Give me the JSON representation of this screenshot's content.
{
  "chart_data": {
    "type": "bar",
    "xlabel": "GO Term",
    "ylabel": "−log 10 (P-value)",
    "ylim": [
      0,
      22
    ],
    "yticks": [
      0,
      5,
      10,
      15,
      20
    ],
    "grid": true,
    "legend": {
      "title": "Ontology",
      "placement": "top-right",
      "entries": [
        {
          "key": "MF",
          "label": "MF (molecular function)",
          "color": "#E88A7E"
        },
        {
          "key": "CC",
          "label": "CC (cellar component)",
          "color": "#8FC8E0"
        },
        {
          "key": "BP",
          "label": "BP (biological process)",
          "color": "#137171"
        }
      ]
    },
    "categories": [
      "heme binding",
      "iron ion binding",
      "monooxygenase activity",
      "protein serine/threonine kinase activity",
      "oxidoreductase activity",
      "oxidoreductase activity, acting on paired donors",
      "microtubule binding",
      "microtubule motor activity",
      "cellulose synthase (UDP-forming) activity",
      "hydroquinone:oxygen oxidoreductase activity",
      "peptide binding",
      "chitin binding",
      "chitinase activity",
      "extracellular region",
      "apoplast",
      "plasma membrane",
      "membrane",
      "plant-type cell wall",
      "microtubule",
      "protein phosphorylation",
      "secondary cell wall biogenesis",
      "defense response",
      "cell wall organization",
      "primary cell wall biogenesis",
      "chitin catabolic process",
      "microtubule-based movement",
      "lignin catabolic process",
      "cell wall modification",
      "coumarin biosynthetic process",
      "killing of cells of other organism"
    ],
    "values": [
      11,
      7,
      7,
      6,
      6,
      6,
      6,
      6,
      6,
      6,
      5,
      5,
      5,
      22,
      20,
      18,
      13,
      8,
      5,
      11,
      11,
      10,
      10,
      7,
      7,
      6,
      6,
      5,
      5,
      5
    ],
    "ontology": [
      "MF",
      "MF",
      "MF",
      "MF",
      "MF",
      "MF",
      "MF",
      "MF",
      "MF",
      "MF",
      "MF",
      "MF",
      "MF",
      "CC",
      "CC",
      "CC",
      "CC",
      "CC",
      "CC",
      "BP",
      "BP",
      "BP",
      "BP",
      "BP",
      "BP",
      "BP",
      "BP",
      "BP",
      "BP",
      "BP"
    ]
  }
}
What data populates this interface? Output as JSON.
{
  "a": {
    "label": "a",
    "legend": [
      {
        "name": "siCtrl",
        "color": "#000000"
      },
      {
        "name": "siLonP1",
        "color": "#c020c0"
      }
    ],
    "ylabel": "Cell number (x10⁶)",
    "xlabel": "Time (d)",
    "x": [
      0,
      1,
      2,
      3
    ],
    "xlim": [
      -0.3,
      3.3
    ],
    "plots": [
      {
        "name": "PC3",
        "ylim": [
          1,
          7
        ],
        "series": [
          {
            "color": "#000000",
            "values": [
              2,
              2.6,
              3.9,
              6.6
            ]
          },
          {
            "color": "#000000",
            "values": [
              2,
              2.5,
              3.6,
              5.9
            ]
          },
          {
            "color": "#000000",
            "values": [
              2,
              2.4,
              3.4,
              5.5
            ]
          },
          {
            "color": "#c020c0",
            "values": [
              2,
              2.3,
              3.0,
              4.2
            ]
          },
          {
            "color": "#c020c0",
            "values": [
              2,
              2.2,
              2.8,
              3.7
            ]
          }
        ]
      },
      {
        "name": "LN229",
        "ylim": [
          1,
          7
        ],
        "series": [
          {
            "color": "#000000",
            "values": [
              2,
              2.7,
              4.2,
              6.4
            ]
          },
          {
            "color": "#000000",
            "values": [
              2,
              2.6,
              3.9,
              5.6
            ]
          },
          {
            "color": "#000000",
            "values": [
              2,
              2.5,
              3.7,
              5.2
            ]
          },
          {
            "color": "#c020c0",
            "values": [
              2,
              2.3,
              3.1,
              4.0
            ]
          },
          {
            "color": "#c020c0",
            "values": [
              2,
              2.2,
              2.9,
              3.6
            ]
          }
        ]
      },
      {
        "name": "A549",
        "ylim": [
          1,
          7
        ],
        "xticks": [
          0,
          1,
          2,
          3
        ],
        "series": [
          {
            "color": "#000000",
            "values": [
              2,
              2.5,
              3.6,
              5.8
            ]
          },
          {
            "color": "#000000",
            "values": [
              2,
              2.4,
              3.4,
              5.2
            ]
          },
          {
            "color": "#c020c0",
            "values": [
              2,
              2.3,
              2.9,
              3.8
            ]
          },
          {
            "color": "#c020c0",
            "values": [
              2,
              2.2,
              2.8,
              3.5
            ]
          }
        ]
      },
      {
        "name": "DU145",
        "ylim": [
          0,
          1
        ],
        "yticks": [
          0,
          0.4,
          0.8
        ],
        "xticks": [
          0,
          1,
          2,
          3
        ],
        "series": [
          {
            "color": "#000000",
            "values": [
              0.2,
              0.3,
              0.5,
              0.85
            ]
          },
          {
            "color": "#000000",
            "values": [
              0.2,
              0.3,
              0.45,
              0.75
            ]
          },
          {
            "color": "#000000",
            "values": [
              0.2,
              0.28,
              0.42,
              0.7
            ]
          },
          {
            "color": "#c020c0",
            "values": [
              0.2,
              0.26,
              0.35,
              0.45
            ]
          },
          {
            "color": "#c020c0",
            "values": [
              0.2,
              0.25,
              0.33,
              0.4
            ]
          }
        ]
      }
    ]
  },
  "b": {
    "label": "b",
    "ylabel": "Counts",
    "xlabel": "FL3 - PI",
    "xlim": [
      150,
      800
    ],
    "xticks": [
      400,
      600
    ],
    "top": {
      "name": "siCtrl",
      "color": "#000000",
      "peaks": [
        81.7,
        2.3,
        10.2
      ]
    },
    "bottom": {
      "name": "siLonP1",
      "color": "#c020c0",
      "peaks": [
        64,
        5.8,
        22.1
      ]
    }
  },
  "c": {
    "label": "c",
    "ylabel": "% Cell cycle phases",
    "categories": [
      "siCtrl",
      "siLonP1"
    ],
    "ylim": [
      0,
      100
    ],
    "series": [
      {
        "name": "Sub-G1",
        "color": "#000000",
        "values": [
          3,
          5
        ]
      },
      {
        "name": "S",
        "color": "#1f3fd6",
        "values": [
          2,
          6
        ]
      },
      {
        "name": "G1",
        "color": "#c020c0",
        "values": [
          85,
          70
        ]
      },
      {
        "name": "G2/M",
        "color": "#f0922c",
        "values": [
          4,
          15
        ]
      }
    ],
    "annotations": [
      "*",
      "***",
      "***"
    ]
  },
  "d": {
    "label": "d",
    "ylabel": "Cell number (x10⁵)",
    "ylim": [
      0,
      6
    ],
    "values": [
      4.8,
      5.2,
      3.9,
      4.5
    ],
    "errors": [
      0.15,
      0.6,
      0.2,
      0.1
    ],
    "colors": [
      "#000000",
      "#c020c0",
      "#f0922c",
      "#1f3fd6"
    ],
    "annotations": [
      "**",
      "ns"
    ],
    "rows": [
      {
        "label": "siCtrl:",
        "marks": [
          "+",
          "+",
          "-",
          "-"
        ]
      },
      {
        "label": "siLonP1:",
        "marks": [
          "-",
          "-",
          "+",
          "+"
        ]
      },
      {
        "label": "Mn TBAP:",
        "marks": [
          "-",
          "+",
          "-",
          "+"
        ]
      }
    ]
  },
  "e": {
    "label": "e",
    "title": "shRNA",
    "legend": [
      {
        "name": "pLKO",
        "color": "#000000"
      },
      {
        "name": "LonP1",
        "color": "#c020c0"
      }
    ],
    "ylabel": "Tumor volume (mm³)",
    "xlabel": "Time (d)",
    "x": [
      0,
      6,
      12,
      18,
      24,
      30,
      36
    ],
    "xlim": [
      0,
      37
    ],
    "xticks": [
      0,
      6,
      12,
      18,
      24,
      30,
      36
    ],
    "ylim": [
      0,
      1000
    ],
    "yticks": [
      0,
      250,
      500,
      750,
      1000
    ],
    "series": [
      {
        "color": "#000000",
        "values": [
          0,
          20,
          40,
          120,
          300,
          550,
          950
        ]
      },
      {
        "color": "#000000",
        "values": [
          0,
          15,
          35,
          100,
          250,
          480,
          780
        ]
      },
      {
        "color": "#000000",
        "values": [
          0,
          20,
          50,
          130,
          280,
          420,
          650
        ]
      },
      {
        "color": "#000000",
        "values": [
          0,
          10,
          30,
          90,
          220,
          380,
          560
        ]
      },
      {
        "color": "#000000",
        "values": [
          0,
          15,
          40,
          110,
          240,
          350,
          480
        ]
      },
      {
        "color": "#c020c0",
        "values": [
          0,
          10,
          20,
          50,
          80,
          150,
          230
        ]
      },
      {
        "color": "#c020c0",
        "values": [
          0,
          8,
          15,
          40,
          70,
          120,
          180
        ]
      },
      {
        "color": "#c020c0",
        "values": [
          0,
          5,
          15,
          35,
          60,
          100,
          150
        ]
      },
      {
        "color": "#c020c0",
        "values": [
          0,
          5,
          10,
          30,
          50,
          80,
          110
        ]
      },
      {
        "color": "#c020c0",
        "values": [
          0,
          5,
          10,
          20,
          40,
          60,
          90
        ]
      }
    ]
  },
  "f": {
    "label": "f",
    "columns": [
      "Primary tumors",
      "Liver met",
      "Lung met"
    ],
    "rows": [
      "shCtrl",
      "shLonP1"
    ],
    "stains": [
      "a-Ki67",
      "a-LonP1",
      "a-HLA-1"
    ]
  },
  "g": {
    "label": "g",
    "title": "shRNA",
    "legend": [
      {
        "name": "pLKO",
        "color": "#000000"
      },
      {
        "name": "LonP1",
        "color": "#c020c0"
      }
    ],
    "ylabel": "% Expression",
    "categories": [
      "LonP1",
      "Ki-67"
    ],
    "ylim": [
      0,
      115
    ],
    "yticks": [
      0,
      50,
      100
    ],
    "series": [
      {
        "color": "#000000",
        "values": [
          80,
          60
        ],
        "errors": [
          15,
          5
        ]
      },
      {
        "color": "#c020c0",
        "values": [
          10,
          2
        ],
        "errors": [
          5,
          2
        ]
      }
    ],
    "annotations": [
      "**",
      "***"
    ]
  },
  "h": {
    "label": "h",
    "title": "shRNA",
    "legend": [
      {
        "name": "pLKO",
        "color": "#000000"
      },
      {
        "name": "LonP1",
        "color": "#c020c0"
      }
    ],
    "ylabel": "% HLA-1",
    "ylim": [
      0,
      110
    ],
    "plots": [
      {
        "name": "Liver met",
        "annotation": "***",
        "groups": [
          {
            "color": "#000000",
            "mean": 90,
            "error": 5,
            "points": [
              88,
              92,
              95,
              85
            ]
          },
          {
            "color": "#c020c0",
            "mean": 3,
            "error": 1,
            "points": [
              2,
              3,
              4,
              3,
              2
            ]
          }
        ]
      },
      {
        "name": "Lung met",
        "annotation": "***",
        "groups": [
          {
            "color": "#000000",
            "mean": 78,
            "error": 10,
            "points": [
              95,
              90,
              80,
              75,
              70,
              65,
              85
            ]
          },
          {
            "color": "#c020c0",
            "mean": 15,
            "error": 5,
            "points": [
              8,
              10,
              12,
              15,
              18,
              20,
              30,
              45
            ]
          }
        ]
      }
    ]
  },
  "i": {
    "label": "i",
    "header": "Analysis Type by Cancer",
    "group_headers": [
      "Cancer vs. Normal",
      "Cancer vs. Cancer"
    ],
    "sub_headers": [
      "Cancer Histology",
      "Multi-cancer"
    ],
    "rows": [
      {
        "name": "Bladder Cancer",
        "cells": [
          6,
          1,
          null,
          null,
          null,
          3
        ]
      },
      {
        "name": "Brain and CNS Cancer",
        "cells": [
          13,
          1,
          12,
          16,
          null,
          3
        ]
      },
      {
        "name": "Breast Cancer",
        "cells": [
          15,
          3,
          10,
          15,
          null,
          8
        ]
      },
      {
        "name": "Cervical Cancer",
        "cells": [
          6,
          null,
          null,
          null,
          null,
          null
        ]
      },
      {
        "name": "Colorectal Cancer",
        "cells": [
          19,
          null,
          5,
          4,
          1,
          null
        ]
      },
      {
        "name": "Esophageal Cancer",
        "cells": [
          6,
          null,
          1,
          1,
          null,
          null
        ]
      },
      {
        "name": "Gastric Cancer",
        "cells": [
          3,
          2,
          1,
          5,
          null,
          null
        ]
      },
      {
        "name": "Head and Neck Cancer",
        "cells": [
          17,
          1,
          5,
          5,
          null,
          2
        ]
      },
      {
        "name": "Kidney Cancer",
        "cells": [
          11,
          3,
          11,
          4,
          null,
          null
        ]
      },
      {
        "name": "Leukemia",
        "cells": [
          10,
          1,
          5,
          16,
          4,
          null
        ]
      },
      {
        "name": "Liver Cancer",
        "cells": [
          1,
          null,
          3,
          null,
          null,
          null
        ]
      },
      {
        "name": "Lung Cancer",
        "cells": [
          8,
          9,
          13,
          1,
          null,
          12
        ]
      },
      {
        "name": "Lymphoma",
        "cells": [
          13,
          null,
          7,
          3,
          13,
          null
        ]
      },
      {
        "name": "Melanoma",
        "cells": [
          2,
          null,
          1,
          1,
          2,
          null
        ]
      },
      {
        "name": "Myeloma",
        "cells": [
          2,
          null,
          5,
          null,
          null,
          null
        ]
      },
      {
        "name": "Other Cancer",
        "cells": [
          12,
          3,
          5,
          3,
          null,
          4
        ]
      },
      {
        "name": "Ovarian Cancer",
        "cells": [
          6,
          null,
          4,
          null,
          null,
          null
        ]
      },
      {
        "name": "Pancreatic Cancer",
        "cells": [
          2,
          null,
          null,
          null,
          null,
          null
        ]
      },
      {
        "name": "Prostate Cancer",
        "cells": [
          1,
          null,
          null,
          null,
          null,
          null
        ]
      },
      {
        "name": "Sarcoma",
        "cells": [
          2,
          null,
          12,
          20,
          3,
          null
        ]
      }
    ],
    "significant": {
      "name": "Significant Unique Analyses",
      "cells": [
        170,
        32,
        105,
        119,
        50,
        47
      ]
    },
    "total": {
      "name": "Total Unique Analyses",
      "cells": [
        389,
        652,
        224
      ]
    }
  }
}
★ ★ ★
▶ **TASK TO COMPLETE**:
Where a line in the listing above includes the string "Analyses", copy that line.

▶ **FINAL ANSWER**:
      "name": "Significant Unique Analyses",
      "name": "Total Unique Analyses",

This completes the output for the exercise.